Exercise materials:
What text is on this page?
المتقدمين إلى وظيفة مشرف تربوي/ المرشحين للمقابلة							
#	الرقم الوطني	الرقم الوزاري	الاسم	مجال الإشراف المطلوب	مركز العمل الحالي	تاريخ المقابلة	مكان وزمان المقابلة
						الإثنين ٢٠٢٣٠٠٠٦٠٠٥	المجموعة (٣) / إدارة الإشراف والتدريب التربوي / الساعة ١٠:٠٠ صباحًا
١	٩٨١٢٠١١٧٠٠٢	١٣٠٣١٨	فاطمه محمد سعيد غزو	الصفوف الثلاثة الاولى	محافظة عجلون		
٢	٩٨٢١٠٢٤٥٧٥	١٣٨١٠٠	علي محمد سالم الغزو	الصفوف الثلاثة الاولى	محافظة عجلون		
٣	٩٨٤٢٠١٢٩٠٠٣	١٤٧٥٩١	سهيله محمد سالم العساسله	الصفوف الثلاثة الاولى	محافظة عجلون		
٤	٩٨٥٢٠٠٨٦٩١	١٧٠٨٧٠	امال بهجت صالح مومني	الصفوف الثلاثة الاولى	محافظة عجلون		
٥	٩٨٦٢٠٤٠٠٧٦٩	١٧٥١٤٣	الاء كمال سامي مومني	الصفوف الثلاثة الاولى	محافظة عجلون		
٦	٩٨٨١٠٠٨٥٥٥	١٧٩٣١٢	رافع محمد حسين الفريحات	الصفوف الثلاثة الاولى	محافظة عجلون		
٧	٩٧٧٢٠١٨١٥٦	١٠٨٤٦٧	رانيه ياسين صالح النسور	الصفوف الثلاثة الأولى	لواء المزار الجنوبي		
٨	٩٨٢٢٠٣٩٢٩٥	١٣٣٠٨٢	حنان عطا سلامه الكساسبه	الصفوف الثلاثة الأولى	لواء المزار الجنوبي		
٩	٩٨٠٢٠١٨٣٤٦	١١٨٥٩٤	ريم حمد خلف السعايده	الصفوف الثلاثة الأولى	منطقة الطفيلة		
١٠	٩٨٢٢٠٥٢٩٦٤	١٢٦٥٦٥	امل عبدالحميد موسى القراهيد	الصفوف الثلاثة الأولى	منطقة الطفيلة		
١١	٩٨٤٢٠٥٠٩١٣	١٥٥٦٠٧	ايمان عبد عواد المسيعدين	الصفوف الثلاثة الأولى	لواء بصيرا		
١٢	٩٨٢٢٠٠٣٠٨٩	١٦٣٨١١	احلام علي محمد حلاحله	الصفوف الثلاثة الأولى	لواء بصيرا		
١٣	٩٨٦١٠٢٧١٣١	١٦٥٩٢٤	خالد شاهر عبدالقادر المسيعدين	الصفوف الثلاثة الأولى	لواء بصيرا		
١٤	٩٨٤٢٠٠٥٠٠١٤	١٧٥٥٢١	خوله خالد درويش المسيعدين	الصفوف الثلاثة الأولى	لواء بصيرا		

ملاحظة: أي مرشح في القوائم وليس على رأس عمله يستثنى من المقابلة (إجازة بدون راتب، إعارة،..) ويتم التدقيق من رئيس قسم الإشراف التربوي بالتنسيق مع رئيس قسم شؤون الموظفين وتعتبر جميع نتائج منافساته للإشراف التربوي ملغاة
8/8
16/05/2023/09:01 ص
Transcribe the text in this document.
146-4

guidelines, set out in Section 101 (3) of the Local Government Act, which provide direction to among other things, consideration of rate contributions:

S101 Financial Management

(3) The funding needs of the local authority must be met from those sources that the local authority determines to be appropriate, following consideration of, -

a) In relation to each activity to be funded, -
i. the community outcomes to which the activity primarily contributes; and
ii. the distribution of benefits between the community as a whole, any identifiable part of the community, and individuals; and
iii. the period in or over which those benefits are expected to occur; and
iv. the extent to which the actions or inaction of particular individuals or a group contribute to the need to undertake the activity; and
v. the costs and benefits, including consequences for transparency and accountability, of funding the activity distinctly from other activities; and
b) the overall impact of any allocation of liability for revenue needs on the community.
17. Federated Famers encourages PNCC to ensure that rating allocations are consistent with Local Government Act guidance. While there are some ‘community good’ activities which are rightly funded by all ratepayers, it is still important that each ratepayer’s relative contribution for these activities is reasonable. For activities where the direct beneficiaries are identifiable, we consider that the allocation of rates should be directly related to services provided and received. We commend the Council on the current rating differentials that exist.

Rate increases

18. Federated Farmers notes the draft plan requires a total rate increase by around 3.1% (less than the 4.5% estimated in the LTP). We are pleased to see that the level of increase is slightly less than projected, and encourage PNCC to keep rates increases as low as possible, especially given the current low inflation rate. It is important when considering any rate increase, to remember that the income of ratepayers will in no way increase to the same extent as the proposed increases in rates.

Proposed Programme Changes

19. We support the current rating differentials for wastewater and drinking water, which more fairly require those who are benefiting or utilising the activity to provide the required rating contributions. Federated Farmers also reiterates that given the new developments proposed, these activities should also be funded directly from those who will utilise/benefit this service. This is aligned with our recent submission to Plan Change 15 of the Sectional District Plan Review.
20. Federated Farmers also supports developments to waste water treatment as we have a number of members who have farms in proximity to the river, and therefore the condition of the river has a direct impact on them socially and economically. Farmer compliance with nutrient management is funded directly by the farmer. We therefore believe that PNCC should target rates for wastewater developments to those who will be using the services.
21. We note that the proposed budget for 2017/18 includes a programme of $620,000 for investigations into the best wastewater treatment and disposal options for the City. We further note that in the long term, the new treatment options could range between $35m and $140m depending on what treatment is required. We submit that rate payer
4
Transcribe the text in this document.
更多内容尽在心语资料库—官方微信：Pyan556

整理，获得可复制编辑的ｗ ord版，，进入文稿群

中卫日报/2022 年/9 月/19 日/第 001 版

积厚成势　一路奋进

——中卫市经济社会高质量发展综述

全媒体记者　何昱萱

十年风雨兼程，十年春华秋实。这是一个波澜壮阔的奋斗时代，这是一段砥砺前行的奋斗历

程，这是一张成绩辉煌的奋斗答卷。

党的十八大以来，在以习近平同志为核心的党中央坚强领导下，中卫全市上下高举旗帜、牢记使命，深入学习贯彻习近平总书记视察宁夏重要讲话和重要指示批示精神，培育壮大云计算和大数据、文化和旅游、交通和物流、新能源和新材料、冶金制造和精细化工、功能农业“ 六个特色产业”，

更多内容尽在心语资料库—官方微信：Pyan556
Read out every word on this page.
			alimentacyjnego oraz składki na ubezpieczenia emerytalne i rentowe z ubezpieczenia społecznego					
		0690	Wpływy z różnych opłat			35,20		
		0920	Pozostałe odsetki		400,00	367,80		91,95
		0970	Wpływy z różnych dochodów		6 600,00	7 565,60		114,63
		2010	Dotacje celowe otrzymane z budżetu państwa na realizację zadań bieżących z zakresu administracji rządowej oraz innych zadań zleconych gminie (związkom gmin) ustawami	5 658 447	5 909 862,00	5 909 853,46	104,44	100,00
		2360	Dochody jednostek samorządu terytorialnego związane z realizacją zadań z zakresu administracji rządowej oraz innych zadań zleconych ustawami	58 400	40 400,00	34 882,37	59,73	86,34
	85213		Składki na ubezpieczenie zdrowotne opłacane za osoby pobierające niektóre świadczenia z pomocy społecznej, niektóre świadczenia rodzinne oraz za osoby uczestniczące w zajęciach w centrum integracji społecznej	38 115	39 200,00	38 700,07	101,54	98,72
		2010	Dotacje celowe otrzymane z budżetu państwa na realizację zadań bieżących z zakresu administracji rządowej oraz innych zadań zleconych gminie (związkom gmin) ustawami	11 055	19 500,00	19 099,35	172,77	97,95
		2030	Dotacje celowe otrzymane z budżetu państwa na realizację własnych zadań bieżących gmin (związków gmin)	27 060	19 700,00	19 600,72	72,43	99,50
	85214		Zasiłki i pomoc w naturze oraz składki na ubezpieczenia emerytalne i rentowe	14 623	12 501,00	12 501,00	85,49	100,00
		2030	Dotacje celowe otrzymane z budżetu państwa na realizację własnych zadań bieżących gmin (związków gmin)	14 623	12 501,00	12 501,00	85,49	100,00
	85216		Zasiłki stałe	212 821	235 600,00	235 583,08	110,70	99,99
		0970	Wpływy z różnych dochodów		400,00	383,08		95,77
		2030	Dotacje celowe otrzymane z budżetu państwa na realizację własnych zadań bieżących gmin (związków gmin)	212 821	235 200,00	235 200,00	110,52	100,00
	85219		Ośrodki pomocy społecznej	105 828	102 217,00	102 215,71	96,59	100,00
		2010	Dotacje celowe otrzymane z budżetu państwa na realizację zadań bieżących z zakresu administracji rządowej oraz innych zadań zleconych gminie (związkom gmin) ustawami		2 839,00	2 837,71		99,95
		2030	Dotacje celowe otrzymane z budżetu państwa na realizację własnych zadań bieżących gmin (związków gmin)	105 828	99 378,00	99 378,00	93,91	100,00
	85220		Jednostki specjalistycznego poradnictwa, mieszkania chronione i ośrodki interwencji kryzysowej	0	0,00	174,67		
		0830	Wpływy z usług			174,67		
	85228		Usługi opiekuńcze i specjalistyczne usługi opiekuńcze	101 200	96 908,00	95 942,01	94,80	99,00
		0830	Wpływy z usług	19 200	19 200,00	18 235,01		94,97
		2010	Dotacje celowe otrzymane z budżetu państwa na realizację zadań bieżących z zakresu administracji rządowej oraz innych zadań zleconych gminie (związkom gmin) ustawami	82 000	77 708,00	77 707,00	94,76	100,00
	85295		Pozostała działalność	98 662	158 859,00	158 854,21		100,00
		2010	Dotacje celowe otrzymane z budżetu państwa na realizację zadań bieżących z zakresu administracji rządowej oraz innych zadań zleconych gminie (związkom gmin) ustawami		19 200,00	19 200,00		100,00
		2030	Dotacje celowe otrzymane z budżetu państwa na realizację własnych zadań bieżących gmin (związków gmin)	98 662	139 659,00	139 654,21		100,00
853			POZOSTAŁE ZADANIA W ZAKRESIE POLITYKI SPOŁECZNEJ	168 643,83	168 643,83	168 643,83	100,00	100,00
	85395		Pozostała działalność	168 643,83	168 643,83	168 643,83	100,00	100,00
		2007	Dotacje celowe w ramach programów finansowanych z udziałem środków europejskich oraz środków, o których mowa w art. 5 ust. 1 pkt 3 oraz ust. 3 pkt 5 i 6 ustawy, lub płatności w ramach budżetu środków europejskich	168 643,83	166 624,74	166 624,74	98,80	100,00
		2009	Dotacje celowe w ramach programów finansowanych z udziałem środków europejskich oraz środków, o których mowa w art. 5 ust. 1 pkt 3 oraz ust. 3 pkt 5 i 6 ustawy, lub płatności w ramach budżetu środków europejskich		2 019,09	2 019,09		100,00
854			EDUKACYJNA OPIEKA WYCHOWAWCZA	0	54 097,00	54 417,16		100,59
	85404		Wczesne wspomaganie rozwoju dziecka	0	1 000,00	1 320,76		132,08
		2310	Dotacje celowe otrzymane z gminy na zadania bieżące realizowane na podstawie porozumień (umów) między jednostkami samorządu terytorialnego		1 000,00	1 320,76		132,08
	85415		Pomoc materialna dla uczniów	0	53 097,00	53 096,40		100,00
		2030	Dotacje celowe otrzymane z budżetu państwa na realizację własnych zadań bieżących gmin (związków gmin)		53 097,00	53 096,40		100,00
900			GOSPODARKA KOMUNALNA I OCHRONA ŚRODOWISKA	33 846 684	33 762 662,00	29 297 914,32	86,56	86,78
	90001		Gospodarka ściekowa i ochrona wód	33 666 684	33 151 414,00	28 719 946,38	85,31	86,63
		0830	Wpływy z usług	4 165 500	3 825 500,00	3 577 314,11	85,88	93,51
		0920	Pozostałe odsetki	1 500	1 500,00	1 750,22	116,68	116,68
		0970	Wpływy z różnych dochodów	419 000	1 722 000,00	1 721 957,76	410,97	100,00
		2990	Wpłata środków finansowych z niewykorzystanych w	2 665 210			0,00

Given problem:
Report how many lines of the listing hold the string "identifiable", giving only the number.

Answer in full:
2